[Given request]
Extract from the listing each line in which the word "title" appears.

Data start

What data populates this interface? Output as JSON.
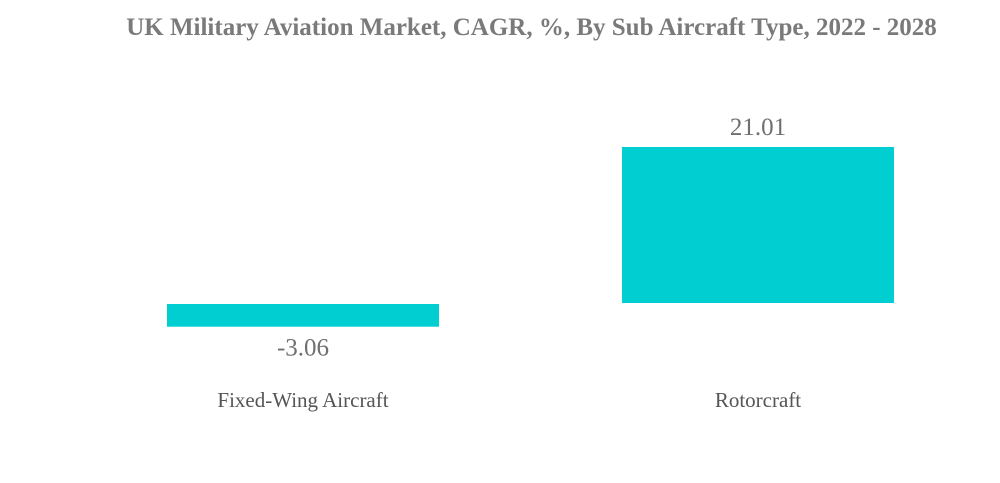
{
  "chart_data": {
    "type": "bar",
    "title": "UK Military Aviation Market, CAGR, %, By Sub Aircraft Type, 2022 - 2028",
    "categories": [
      "Fixed-Wing Aircraft",
      "Rotorcraft"
    ],
    "values": [
      -3.06,
      21.01
    ],
    "value_labels": [
      "-3.06",
      "21.01"
    ],
    "xlabel": "",
    "ylabel": "",
    "grid": false,
    "legend": "none",
    "colors": {
      "bar": "#00CED1",
      "title": "#7a7a7a",
      "value_label": "#6f6f6f",
      "category_label": "#555555"
    }
  }
}
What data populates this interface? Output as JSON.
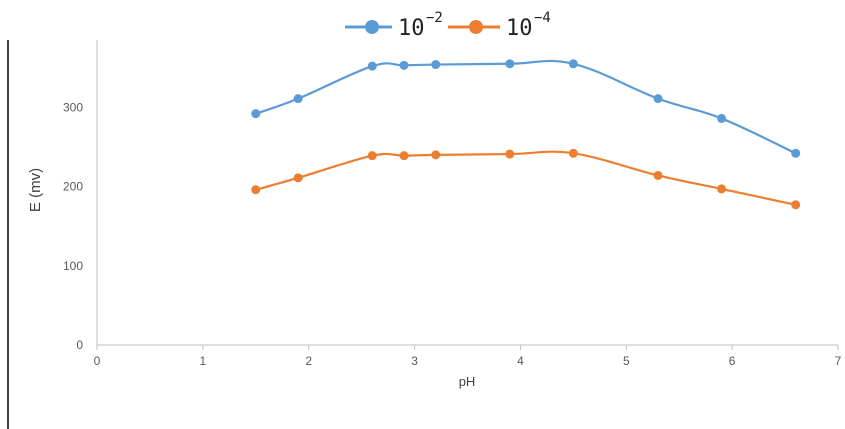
{
  "chart_data": {
    "type": "line",
    "xlabel": "pH",
    "ylabel": "E (mv)",
    "xlim": [
      0,
      7
    ],
    "ylim": [
      0,
      350
    ],
    "x_ticks": [
      "0",
      "1",
      "2",
      "3",
      "4",
      "5",
      "6",
      "7"
    ],
    "y_ticks": [
      "0",
      "100",
      "200",
      "300"
    ],
    "grid": false,
    "legend_position": "top",
    "series": [
      {
        "name_base": "10",
        "name_exp": "−2",
        "color": "#5B9BD5",
        "x": [
          1.5,
          1.9,
          2.6,
          2.9,
          3.2,
          3.9,
          4.5,
          5.3,
          5.9,
          6.6
        ],
        "y": [
          292,
          311,
          352,
          353,
          354,
          355,
          355,
          311,
          286,
          242
        ]
      },
      {
        "name_base": "10",
        "name_exp": "−4",
        "color": "#ED7D31",
        "x": [
          1.5,
          1.9,
          2.6,
          2.9,
          3.2,
          3.9,
          4.5,
          5.3,
          5.9,
          6.6
        ],
        "y": [
          196,
          211,
          239,
          239,
          240,
          241,
          242,
          214,
          197,
          177
        ]
      }
    ]
  }
}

Data end

[Written solution]
    "title": "UK Military Aviation Market, CAGR, %, By Sub Aircraft Type, 2022 - 2028",
      "title": "#7a7a7a",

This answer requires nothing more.